Instructions for the task
The reply is a verbatim copy of the listing below with its images dropped.

Dataset extract
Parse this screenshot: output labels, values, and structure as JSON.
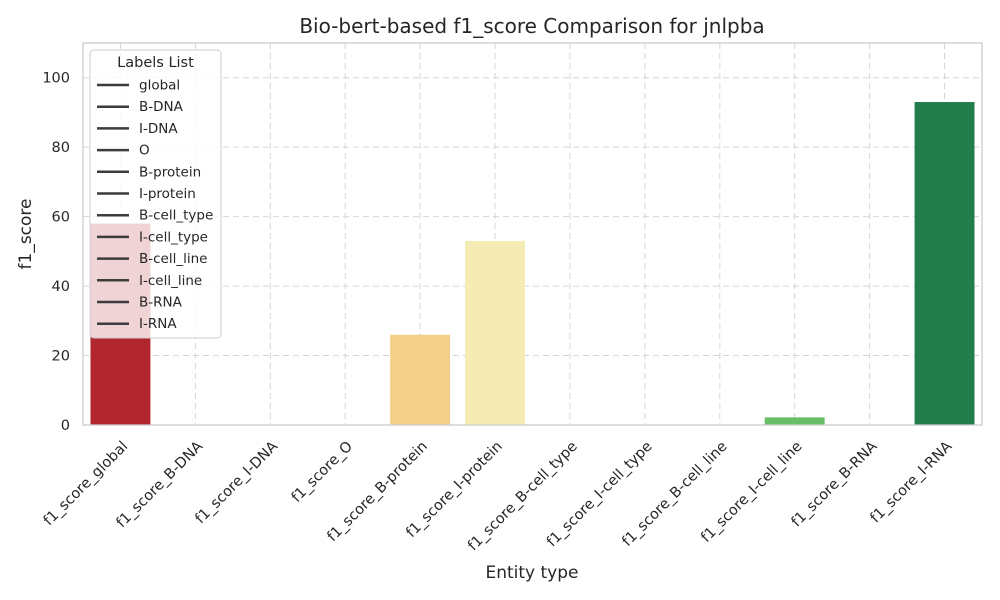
{
  "chart_data": {
    "type": "bar",
    "title": "Bio-bert-based f1_score Comparison for jnlpba",
    "xlabel": "Entity type",
    "ylabel": "f1_score",
    "ylim": [
      0,
      110
    ],
    "yticks": [
      0,
      20,
      40,
      60,
      80,
      100
    ],
    "grid": true,
    "categories": [
      "f1_score_global",
      "f1_score_B-DNA",
      "f1_score_I-DNA",
      "f1_score_O",
      "f1_score_B-protein",
      "f1_score_I-protein",
      "f1_score_B-cell_type",
      "f1_score_I-cell_type",
      "f1_score_B-cell_line",
      "f1_score_I-cell_line",
      "f1_score_B-RNA",
      "f1_score_I-RNA"
    ],
    "values": [
      58,
      0,
      0,
      0,
      26,
      53,
      0,
      0,
      0,
      2.2,
      0,
      93
    ],
    "colors": [
      "#b2262f",
      "#d4372f",
      "#ef6b43",
      "#f8a05d",
      "#f3d08a",
      "#f4ecb2",
      "#e8f5a8",
      "#c1e59c",
      "#9dd37f",
      "#6abd68",
      "#3a9e55",
      "#217e4c"
    ],
    "legend": {
      "title": "Labels List",
      "position": "upper-left",
      "entries": [
        "global",
        "B-DNA",
        "I-DNA",
        "O",
        "B-protein",
        "I-protein",
        "B-cell_type",
        "I-cell_type",
        "B-cell_line",
        "I-cell_line",
        "B-RNA",
        "I-RNA"
      ]
    }
  }
}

Solution
Parse this screenshot: output labels, values, and structure as JSON.
{
  "chart_data": {
    "type": "bar",
    "title": "Bio-bert-based f1_score Comparison for jnlpba",
    "xlabel": "Entity type",
    "ylabel": "f1_score",
    "ylim": [
      0,
      110
    ],
    "yticks": [
      0,
      20,
      40,
      60,
      80,
      100
    ],
    "grid": true,
    "categories": [
      "f1_score_global",
      "f1_score_B-DNA",
      "f1_score_I-DNA",
      "f1_score_O",
      "f1_score_B-protein",
      "f1_score_I-protein",
      "f1_score_B-cell_type",
      "f1_score_I-cell_type",
      "f1_score_B-cell_line",
      "f1_score_I-cell_line",
      "f1_score_B-RNA",
      "f1_score_I-RNA"
    ],
    "values": [
      58,
      0,
      0,
      0,
      26,
      53,
      0,
      0,
      0,
      2.2,
      0,
      93
    ],
    "colors": [
      "#b2262f",
      "#d4372f",
      "#ef6b43",
      "#f8a05d",
      "#f3d08a",
      "#f4ecb2",
      "#e8f5a8",
      "#c1e59c",
      "#9dd37f",
      "#6abd68",
      "#3a9e55",
      "#217e4c"
    ],
    "legend": {
      "title": "Labels List",
      "position": "upper-left",
      "entries": [
        "global",
        "B-DNA",
        "I-DNA",
        "O",
        "B-protein",
        "I-protein",
        "B-cell_type",
        "I-cell_type",
        "B-cell_line",
        "I-cell_line",
        "B-RNA",
        "I-RNA"
      ]
    }
  }
}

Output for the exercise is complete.